#### Supplied text ####

9. In view of above, we are unable to see any valid reason to interfere with
the conclusion of the ld. CIT(A) for AY 2007-08 when the same claim of
expenditure has been allowed by the AO in the preceding assessment year 2005-
06 and 2006-07 in the order passed u/s 143(3) of the Act. We also note that the
same claim of the assessee in AY 2008-09 was also allowed by the ld. CIT(A)
VI vide his order dated 15.3.2012 which has been upheld by the ITAT Delhi
"B" Bench by the order dated 30.4.2013 (Supra). Hence, we hold that the issue
is squarely covered in favour of the assessee by earlier and subsequent orders,
therefore, same claim of warranty expenses was rightly allowed by the ld.
CIT(A) for the year under consideration. We are unable to see any infirmity or
any other valid reason to interfere with the same. Accordingly, ground no. 1 of
the Revenue, being devoid of merit, is dismissed.
Ground No.2
I.T.A .No.-2846/Del/2012 7
10. Apropos ground no. 2 the ld. DR submitted that the ld. CIT(A) has erred
on facts and in law in deleting the disallowances of Software Services Charges
amounting to Rs.12,38,26,881/- as no details or explanation were provided by
the assessee to the AO during the assessment proceedings. The ld. DR further
contended that the AO was quite justified in disallowing the 50% of Software
Services Charges claimed by the assessee because the assessee could not
discharged its onus of substantiating the claim. The ld. DR also pointed out that
during the immediate preceding year the assessee has also not furnished similar
details which led out to the addition on this count. The ld. DR submitted that the
impugned order may be set aside by restoring that of the AO on this issue.
11. Replying to the above, the ld. AR supporting the impugned order
submitted that there was no basis for the AO for ad hoc disallowance of 50% of
Software Services Charges as there is no concept of ad hoc disallowances in this
regard. The ld. AR further drawn our attention towards this fact that during AY
2005-06 the AO made similar disallowance which was allowed by the ld.
CIT(A) dismissing the action of the AO, vide order dated 30.9.2009 which is
available on paper book page nos. 22 to 30. The ld. AR further contended that
as per information gathered by the assessee the Department has not gone in
appeal to the ITAT against the said order of the ld. CIT(A) which granted relief
for the assessee for AY 2005-06.
I.T.A .No.-2846/Del/2012 8
12. On careful consideration of above submissions and vigilant perusal of the
impugned order as well as order of the CIT(A) dated 30.9.2009 for AY 2005-
06, we note that the ld. CIT(A) granted relief to the assessee for the assessment
year under consideration with following observations and conclusion:
"5.4 I have carefully considered the submissions made
by the Ld. AR and gone through the assessment order. The
disallowance was made by the AO on the account of
software service charges mainly because the appellant
company failed to furnish the details in this regard. It is
seen that the AO requested the appellant company to furnish
the details regarding the software service charges on
18.11.2009. In response, the details were submitted by the
appellant company on 9.12.2009 and as per the appellant
company the AO did not raise any further query regarding
the software service charges. During the course of appellate
proceedings the ld. AR furnished the copy of ledger account
alongwith the bills and vouchers regarding the software
service charges which were forwarded to the AO for
verification vide this office letter dt. 29.10.2010. The AO in
his remand report dt. 2.2.2011 reiterated that the documents
were never produced before him during the course of
assessment proceedings. However, he did not prefer to give
his comments regarding the genuineness of these
documents. The AO has not did not dispute that the ledger
account of the software service charged were not produced
before him. His only objection was regarding the non
production of bills and vouchers. Since these are the
I.T.A .No.-2846/Del/2012 9
important documents for deciding the issue in question, the
same are being admitted under rule 46A of the IT Rules and
examined in detail. It is seen that the appellant company has
paid to the software service charges in the form of royalty
amounting to Rs.24,72,91,063/- to a Korean Company
namely "Wider Then" on account of Bharti Air Tel Mobility
(ring back tone agreement) through banking channels and
after the payments were made after deducting tax on source
(TDS) on it. Further, an amount of Rs.3,62,669/- has been
paid by the appellant company on account of revenue
sharing professional charges through the banking channels.

#### Source excerpt ####

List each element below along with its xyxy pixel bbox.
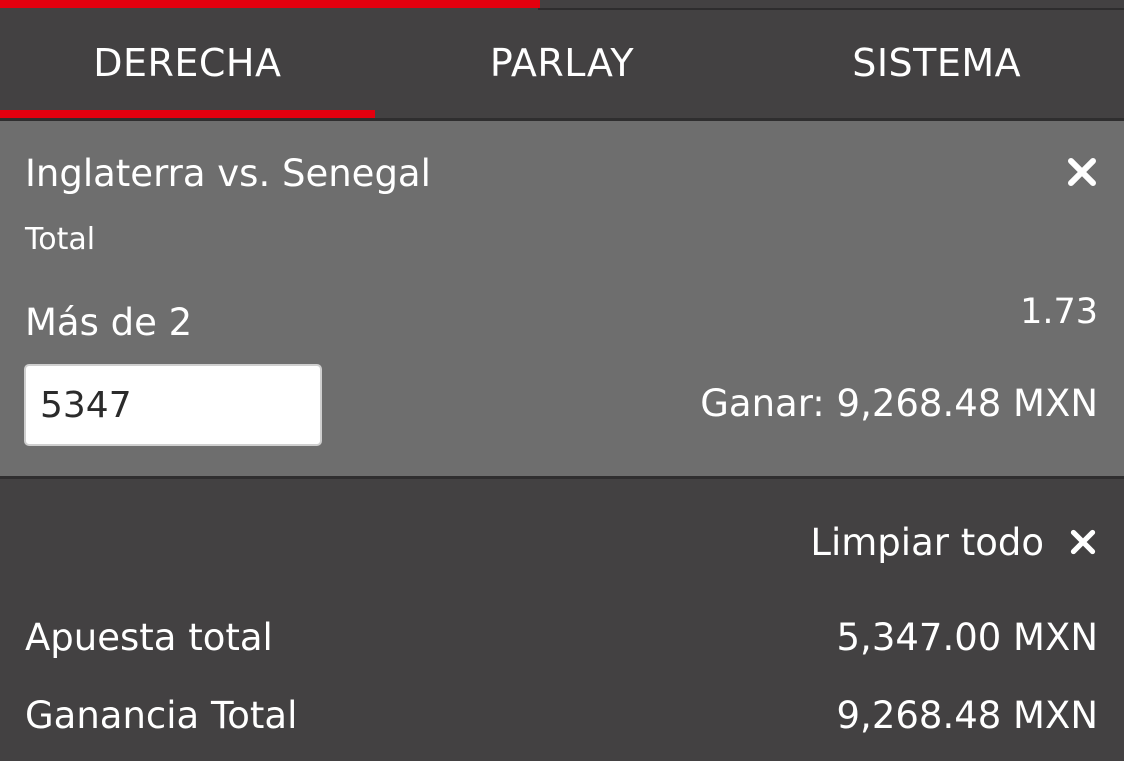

####

*Exercise description:*
In the tax appeal order, how much royalty did the appellant company pay to the Korean company "Wider Then"?

*Result of this exercise:*
Rs.24,72,91,063/-